[What to do] Report only the number of lines that hold the word "background".

(Entries from a dataset)
** start **

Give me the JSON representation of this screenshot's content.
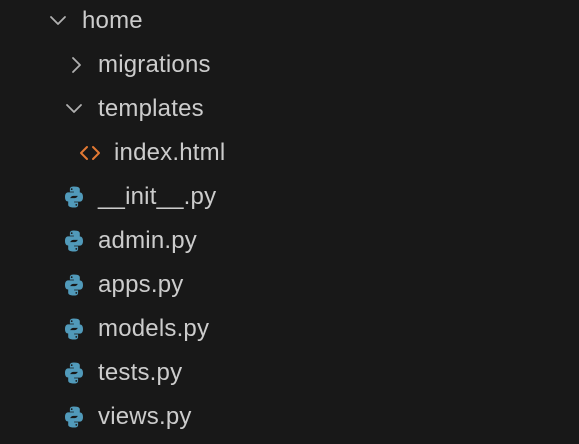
{
  "explorer": {
    "theme": {
      "background": "#181818",
      "text": "#cccccc",
      "chevron": "#b0b0b0",
      "html_icon": "#e37933",
      "python_icon": "#519aba"
    },
    "items": [
      {
        "label": "home",
        "type": "folder",
        "state": "expanded",
        "icon": "chevron-down-icon"
      },
      {
        "label": "migrations",
        "type": "folder",
        "state": "collapsed",
        "icon": "chevron-right-icon"
      },
      {
        "label": "templates",
        "type": "folder",
        "state": "expanded",
        "icon": "chevron-down-icon"
      },
      {
        "label": "index.html",
        "type": "file",
        "icon": "html-file-icon"
      },
      {
        "label": "__init__.py",
        "type": "file",
        "icon": "python-file-icon"
      },
      {
        "label": "admin.py",
        "type": "file",
        "icon": "python-file-icon"
      },
      {
        "label": "apps.py",
        "type": "file",
        "icon": "python-file-icon"
      },
      {
        "label": "models.py",
        "type": "file",
        "icon": "python-file-icon"
      },
      {
        "label": "tests.py",
        "type": "file",
        "icon": "python-file-icon"
      },
      {
        "label": "views.py",
        "type": "file",
        "icon": "python-file-icon"
      }
    ]
  }
}
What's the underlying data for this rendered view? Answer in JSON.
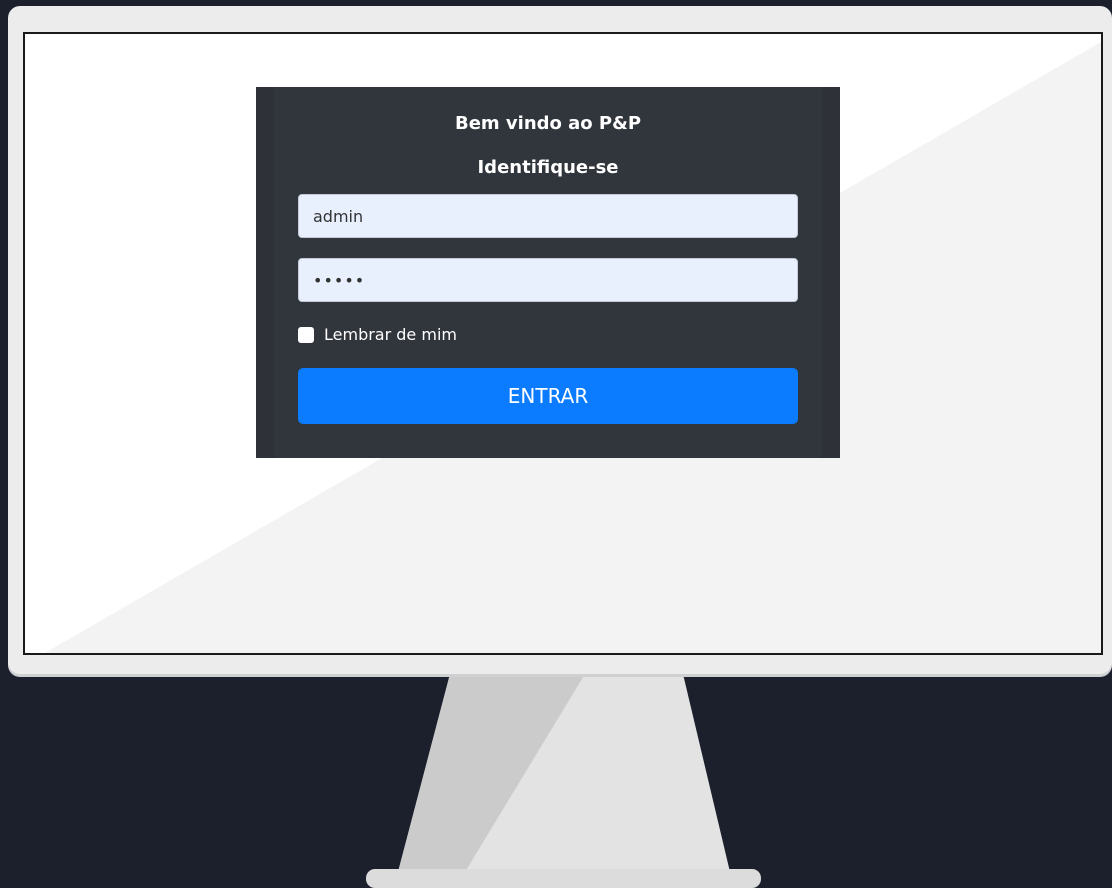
{
  "login": {
    "title": "Bem vindo ao P&P",
    "subtitle": "Identifique-se",
    "username_value": "admin",
    "password_value": "•••••",
    "remember_label": "Lembrar de mim",
    "submit_label": "ENTRAR"
  },
  "colors": {
    "background": "#1b202c",
    "card": "#2a2e36",
    "button": "#0b7bff",
    "input": "#e8f0fe"
  }
}
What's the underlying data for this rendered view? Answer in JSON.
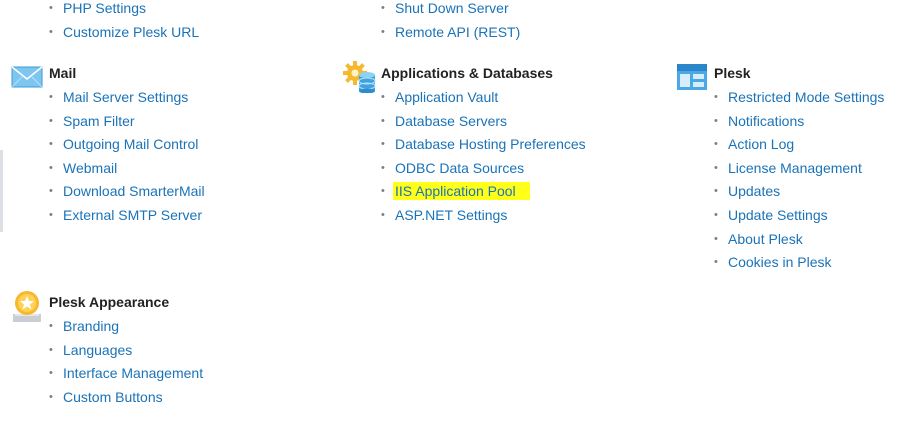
{
  "colors": {
    "link": "#1a73b8",
    "highlight": "#ffff1a",
    "heading": "#222222"
  },
  "top_col1": {
    "items": [
      "PHP Settings",
      "Customize Plesk URL"
    ]
  },
  "top_col2": {
    "items": [
      "Shut Down Server",
      "Remote API (REST)"
    ]
  },
  "mail": {
    "title": "Mail",
    "icon": "envelope-icon",
    "items": [
      "Mail Server Settings",
      "Spam Filter",
      "Outgoing Mail Control",
      "Webmail",
      "Download SmarterMail",
      "External SMTP Server"
    ]
  },
  "apps": {
    "title": "Applications & Databases",
    "icon": "gear-database-icon",
    "items": [
      "Application Vault",
      "Database Servers",
      "Database Hosting Preferences",
      "ODBC Data Sources",
      "IIS Application Pool",
      "ASP.NET Settings"
    ],
    "highlighted": "IIS Application Pool"
  },
  "plesk": {
    "title": "Plesk",
    "icon": "plesk-window-icon",
    "items": [
      "Restricted Mode Settings",
      "Notifications",
      "Action Log",
      "License Management",
      "Updates",
      "Update Settings",
      "About Plesk",
      "Cookies in Plesk"
    ]
  },
  "appearance": {
    "title": "Plesk Appearance",
    "icon": "appearance-badge-icon",
    "items": [
      "Branding",
      "Languages",
      "Interface Management",
      "Custom Buttons"
    ]
  }
}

** end **

[Answer in full] 2